• **Work to be completed**
Tally how many lines of these entries hold the string "title". Return the number alone.
[Begin Recorded information]
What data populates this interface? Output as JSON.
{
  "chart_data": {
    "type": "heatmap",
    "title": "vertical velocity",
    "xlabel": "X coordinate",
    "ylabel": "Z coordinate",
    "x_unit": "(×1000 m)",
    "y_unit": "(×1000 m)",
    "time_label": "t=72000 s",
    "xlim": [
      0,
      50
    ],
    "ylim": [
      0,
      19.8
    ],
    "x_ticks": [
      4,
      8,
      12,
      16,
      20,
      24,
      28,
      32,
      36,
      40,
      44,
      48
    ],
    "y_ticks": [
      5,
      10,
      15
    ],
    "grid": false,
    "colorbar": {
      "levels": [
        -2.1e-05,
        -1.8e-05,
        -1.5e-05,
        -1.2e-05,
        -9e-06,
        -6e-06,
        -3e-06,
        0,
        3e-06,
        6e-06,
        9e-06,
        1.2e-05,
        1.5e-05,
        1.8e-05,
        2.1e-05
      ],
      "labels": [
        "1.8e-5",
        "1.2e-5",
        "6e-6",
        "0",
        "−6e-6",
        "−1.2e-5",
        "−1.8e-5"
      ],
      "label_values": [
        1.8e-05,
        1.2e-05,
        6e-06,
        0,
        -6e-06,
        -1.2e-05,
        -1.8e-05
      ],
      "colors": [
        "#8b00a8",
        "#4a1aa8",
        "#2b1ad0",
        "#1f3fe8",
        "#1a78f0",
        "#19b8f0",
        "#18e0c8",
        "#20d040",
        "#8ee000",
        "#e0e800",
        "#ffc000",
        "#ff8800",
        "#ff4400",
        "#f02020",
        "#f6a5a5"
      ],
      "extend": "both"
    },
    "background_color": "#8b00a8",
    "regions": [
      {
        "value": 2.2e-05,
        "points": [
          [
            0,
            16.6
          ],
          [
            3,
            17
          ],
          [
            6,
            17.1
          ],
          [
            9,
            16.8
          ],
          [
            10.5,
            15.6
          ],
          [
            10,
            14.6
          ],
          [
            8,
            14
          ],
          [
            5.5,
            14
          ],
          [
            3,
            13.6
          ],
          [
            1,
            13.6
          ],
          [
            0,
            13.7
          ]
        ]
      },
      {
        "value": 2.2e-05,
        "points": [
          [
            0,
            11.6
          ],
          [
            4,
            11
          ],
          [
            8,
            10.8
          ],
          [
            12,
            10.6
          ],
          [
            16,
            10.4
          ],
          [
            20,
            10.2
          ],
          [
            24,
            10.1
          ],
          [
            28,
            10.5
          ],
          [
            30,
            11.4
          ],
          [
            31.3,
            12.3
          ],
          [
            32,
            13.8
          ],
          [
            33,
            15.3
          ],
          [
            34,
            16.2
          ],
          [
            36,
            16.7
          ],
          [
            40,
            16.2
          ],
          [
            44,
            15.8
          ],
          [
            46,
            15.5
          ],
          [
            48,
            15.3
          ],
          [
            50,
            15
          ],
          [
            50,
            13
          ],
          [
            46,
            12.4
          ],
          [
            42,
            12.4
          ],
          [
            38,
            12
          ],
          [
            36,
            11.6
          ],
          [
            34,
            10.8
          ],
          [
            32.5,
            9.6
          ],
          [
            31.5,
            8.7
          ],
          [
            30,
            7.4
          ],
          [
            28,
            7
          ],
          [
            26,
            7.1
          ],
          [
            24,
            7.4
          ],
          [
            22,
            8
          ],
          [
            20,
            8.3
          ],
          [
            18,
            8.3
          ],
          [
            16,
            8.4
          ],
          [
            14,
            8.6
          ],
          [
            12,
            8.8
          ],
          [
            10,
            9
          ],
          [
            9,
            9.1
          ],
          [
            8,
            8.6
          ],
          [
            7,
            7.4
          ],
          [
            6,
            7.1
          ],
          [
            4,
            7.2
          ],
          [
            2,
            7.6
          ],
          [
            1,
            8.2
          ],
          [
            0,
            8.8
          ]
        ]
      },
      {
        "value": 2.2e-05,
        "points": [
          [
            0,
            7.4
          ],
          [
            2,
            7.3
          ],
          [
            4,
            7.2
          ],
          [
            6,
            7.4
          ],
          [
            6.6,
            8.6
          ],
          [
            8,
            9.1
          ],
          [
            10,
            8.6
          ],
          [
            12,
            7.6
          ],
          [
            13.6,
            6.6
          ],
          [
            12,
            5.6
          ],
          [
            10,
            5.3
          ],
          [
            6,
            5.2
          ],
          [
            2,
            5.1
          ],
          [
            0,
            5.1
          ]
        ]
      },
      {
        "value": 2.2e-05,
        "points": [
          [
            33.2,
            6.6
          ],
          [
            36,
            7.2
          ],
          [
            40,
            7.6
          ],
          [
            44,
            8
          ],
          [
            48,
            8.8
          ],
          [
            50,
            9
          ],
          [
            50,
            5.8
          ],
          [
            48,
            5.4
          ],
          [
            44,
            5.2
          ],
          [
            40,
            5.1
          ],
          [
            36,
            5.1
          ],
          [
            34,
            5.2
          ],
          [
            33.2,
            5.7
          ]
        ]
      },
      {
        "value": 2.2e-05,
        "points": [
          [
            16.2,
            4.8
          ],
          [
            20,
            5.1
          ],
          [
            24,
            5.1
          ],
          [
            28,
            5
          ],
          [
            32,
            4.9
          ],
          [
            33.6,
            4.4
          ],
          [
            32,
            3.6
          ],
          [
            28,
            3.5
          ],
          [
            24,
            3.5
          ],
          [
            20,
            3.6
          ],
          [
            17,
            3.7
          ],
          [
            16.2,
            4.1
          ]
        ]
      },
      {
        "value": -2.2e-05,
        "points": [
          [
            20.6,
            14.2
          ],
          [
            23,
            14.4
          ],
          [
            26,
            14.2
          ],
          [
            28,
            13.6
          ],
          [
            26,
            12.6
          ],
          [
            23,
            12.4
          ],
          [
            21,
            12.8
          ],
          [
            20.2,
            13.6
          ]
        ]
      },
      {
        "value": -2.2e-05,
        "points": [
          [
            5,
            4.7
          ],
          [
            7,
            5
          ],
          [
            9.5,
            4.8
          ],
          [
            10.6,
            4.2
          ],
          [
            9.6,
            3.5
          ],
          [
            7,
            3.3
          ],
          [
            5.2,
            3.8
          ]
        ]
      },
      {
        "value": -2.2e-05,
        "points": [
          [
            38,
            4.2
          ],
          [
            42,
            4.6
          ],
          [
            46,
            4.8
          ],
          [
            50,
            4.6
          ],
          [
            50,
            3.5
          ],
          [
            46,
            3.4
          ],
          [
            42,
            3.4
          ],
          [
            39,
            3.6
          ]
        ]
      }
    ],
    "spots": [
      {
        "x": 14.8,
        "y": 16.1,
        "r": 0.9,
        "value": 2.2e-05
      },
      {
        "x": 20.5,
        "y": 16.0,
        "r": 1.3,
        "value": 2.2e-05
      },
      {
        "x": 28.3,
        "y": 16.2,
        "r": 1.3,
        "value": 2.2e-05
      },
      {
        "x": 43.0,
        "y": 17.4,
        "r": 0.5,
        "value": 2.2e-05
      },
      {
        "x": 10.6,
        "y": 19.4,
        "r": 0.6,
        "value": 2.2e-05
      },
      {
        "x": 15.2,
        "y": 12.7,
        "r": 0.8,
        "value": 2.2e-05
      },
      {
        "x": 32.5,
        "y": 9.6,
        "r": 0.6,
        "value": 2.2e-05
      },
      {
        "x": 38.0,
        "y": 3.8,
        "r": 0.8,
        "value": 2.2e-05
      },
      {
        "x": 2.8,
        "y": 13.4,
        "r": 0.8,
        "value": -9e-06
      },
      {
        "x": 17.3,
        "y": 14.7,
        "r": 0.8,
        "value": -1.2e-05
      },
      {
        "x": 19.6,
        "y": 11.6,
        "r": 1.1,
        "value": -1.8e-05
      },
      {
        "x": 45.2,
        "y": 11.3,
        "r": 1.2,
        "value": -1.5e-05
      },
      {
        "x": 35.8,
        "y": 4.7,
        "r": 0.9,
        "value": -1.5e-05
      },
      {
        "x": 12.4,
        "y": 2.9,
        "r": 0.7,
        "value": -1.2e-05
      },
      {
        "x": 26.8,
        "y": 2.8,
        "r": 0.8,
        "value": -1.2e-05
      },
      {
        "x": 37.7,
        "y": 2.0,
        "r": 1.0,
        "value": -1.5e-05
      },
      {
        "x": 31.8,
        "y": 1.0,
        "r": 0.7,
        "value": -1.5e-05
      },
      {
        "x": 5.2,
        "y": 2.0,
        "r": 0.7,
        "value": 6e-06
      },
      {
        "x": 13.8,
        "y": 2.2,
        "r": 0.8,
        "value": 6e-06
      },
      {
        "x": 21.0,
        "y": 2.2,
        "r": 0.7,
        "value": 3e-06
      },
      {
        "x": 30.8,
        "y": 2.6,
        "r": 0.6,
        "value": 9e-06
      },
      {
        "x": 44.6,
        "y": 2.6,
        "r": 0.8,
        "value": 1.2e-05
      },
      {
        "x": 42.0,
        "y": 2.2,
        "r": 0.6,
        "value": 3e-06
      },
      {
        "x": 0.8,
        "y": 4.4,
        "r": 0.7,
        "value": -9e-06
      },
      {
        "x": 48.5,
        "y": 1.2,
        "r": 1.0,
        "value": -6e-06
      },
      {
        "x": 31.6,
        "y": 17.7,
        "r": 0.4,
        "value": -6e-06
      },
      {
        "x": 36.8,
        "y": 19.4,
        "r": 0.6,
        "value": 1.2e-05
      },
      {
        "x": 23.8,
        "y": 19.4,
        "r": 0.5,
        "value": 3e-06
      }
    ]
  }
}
[End Recorded information]
[Begin Recorded information]
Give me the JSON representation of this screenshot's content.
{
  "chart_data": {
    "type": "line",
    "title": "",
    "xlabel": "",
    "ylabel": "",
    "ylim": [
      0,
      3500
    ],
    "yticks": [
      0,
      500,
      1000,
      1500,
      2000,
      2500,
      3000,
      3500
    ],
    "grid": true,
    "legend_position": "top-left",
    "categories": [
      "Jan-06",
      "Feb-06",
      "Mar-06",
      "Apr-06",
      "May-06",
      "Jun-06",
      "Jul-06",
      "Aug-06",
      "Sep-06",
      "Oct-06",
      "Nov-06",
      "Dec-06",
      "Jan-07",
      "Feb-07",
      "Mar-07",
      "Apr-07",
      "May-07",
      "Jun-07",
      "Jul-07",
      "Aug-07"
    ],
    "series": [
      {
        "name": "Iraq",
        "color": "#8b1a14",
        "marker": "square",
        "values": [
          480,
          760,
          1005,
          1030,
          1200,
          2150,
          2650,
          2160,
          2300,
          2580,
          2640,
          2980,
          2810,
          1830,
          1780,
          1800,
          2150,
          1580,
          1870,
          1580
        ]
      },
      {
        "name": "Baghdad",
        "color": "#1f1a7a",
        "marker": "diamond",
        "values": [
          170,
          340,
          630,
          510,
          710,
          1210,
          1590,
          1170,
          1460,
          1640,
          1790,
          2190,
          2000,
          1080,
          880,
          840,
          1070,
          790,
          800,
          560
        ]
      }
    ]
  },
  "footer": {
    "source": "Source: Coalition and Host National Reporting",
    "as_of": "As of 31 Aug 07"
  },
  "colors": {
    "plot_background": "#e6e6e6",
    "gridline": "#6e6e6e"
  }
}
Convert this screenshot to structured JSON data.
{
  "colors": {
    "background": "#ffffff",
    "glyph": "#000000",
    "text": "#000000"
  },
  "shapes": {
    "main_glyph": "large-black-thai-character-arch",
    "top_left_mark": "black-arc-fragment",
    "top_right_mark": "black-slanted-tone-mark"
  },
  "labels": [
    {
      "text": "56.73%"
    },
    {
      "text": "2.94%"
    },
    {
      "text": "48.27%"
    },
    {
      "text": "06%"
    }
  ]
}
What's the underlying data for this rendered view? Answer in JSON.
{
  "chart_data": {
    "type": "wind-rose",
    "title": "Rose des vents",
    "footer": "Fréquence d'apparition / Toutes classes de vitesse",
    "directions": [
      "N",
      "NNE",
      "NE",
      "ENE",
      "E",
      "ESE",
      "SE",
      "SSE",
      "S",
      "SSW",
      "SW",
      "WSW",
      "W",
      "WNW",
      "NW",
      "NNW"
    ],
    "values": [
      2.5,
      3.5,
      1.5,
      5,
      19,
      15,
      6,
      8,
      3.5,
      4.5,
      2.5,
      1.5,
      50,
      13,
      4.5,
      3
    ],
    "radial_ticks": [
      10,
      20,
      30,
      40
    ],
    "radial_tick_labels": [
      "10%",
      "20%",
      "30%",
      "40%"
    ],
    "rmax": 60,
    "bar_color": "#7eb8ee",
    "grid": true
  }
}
[End Recorded information]
• **In response**
3